**CHALLENGE:** Give back the entire listing verbatim.

**Items listed in a dataset:**
══════════
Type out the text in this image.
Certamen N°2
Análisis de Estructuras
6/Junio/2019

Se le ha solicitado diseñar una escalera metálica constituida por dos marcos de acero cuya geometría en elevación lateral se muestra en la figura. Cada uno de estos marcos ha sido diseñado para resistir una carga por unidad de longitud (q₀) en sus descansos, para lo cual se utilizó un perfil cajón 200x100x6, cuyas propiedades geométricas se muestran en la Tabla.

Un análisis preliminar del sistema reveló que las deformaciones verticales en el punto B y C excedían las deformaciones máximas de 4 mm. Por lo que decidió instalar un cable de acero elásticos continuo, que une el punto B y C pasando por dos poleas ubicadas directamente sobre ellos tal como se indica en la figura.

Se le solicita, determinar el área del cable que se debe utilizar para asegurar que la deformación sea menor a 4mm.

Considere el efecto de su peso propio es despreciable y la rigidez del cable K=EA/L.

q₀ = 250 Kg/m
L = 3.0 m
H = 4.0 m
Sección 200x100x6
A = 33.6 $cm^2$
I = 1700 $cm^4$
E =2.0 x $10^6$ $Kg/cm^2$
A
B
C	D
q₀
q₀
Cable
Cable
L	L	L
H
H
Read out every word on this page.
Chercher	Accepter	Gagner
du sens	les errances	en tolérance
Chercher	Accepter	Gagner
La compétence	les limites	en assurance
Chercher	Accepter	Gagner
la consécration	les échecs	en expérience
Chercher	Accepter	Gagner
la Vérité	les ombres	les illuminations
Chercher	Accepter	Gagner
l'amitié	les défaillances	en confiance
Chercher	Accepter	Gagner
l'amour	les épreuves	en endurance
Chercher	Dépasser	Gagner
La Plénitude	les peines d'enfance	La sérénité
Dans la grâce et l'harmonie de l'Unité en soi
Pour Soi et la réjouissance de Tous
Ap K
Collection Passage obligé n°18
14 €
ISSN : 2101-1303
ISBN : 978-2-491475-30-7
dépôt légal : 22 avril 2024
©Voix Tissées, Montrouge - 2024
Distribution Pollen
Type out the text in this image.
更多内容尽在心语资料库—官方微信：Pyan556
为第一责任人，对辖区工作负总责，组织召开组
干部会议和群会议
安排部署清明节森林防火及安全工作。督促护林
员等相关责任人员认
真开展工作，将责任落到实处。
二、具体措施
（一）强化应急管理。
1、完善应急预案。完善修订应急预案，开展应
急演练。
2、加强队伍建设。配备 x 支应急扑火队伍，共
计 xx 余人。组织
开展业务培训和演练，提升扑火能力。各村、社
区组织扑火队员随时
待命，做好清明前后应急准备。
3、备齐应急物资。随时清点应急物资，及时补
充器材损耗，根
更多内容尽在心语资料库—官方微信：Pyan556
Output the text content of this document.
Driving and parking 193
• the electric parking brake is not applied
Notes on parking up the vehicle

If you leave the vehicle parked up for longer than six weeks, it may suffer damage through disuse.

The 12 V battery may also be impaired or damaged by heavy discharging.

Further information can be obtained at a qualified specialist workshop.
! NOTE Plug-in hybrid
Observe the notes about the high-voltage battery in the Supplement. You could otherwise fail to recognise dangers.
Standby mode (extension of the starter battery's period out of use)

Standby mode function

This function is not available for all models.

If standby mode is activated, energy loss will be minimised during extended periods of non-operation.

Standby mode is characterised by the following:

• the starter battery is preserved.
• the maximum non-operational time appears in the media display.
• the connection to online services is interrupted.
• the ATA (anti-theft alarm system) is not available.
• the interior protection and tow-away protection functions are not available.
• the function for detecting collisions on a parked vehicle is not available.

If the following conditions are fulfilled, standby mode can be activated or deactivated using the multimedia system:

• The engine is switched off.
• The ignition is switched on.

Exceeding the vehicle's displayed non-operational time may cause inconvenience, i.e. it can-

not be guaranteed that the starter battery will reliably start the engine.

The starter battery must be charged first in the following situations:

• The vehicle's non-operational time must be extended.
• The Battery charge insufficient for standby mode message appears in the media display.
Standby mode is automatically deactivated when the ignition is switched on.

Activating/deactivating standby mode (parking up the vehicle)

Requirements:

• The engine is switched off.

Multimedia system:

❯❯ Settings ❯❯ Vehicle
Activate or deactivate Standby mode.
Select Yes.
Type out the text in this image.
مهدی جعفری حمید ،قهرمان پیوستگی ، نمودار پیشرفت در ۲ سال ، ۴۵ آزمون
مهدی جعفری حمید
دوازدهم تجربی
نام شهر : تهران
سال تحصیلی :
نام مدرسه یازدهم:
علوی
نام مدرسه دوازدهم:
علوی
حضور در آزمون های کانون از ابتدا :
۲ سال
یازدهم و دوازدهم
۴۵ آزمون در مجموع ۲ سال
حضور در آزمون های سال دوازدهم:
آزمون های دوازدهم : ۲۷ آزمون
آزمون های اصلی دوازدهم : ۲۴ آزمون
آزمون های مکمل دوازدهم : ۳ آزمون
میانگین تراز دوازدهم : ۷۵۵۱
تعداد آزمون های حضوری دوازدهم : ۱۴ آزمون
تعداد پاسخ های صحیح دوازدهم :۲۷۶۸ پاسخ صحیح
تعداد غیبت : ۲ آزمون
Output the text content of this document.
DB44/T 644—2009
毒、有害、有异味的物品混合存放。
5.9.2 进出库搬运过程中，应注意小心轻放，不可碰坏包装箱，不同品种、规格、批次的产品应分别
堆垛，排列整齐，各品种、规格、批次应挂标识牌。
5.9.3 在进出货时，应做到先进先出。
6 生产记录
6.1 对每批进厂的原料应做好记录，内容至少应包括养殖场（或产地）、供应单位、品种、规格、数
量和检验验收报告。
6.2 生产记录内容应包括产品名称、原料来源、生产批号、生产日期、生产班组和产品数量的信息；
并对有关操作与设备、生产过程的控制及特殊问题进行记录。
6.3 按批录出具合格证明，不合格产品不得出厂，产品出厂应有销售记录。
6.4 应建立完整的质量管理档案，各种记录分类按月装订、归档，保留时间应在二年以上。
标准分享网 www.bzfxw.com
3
══════════
**WRITTEN SOLUTION:**
Type out the text in this image.
Certamen N°2
Análisis de Estructuras
6/Junio/2019

Se le ha solicitado diseñar una escalera metálica constituida por dos marcos de acero cuya geometría en elevación lateral se muestra en la figura. Cada uno de estos marcos ha sido diseñado para resistir una carga por unidad de longitud (q₀) en sus descansos, para lo cual se utilizó un perfil cajón 200x100x6, cuyas propiedades geométricas se muestran en la Tabla.

Un análisis preliminar del sistema reveló que las deformaciones verticales en el punto B y C excedían las deformaciones máximas de 4 mm. Por lo que decidió instalar un cable de acero elásticos continuo, que une el punto B y C pasando por dos poleas ubicadas directamente sobre ellos tal como se indica en la figura.

Se le solicita, determinar el área del cable que se debe utilizar para asegurar que la deformación sea menor a 4mm.

Considere el efecto de su peso propio es despreciable y la rigidez del cable K=EA/L.

q₀ = 250 Kg/m
L = 3.0 m
H = 4.0 m
Sección 200x100x6
A = 33.6 $cm^2$
I = 1700 $cm^4$
E =2.0 x $10^6$ $Kg/cm^2$
A
B
C	D
q₀
q₀
Cable
Cable
L	L	L
H
H
Read out every word on this page.
Chercher	Accepter	Gagner
du sens	les errances	en tolérance
Chercher	Accepter	Gagner
La compétence	les limites	en assurance
Chercher	Accepter	Gagner
la consécration	les échecs	en expérience
Chercher	Accepter	Gagner
la Vérité	les ombres	les illuminations
Chercher	Accepter	Gagner
l'amitié	les défaillances	en confiance
Chercher	Accepter	Gagner
l'amour	les épreuves	en endurance
Chercher	Dépasser	Gagner
La Plénitude	les peines d'enfance	La sérénité
Dans la grâce et l'harmonie de l'Unité en soi
Pour Soi et la réjouissance de Tous
Ap K
Collection Passage obligé n°18
14 €
ISSN : 2101-1303
ISBN : 978-2-491475-30-7
dépôt légal : 22 avril 2024
©Voix Tissées, Montrouge - 2024
Distribution Pollen
Type out the text in this image.
更多内容尽在心语资料库—官方微信：Pyan556
为第一责任人，对辖区工作负总责，组织召开组
干部会议和群会议
安排部署清明节森林防火及安全工作。督促护林
员等相关责任人员认
真开展工作，将责任落到实处。
二、具体措施
（一）强化应急管理。
1、完善应急预案。完善修订应急预案，开展应
急演练。
2、加强队伍建设。配备 x 支应急扑火队伍，共
计 xx 余人。组织
开展业务培训和演练，提升扑火能力。各村、社
区组织扑火队员随时
待命，做好清明前后应急准备。
3、备齐应急物资。随时清点应急物资，及时补
充器材损耗，根
更多内容尽在心语资料库—官方微信：Pyan556
Output the text content of this document.
Driving and parking 193
• the electric parking brake is not applied
Notes on parking up the vehicle

If you leave the vehicle parked up for longer than six weeks, it may suffer damage through disuse.

The 12 V battery may also be impaired or damaged by heavy discharging.

Further information can be obtained at a qualified specialist workshop.
! NOTE Plug-in hybrid
Observe the notes about the high-voltage battery in the Supplement. You could otherwise fail to recognise dangers.
Standby mode (extension of the starter battery's period out of use)

Standby mode function

This function is not available for all models.

If standby mode is activated, energy loss will be minimised during extended periods of non-operation.

Standby mode is characterised by the following:

• the starter battery is preserved.
• the maximum non-operational time appears in the media display.
• the connection to online services is interrupted.
• the ATA (anti-theft alarm system) is not available.
• the interior protection and tow-away protection functions are not available.
• the function for detecting collisions on a parked vehicle is not available.

If the following conditions are fulfilled, standby mode can be activated or deactivated using the multimedia system:

• The engine is switched off.
• The ignition is switched on.

Exceeding the vehicle's displayed non-operational time may cause inconvenience, i.e. it can-

not be guaranteed that the starter battery will reliably start the engine.

The starter battery must be charged first in the following situations:

• The vehicle's non-operational time must be extended.
• The Battery charge insufficient for standby mode message appears in the media display.
Standby mode is automatically deactivated when the ignition is switched on.

Activating/deactivating standby mode (parking up the vehicle)

Requirements:

• The engine is switched off.

Multimedia system:

❯❯ Settings ❯❯ Vehicle
Activate or deactivate Standby mode.
Select Yes.
Type out the text in this image.
مهدی جعفری حمید ،قهرمان پیوستگی ، نمودار پیشرفت در ۲ سال ، ۴۵ آزمون
مهدی جعفری حمید
دوازدهم تجربی
نام شهر : تهران
سال تحصیلی :
نام مدرسه یازدهم:
علوی
نام مدرسه دوازدهم:
علوی
حضور در آزمون های کانون از ابتدا :
۲ سال
یازدهم و دوازدهم
۴۵ آزمون در مجموع ۲ سال
حضور در آزمون های سال دوازدهم:
آزمون های دوازدهم : ۲۷ آزمون
آزمون های اصلی دوازدهم : ۲۴ آزمون
آزمون های مکمل دوازدهم : ۳ آزمون
میانگین تراز دوازدهم : ۷۵۵۱
تعداد آزمون های حضوری دوازدهم : ۱۴ آزمون
تعداد پاسخ های صحیح دوازدهم :۲۷۶۸ پاسخ صحیح
تعداد غیبت : ۲ آزمون
Output the text content of this document.
DB44/T 644—2009
毒、有害、有异味的物品混合存放。
5.9.2 进出库搬运过程中，应注意小心轻放，不可碰坏包装箱，不同品种、规格、批次的产品应分别
堆垛，排列整齐，各品种、规格、批次应挂标识牌。
5.9.3 在进出货时，应做到先进先出。
6 生产记录
6.1 对每批进厂的原料应做好记录，内容至少应包括养殖场（或产地）、供应单位、品种、规格、数
量和检验验收报告。
6.2 生产记录内容应包括产品名称、原料来源、生产批号、生产日期、生产班组和产品数量的信息；
并对有关操作与设备、生产过程的控制及特殊问题进行记录。
6.3 按批录出具合格证明，不合格产品不得出厂，产品出厂应有销售记录。
6.4 应建立完整的质量管理档案，各种记录分类按月装订、归档，保留时间应在二年以上。
标准分享网 www.bzfxw.com
3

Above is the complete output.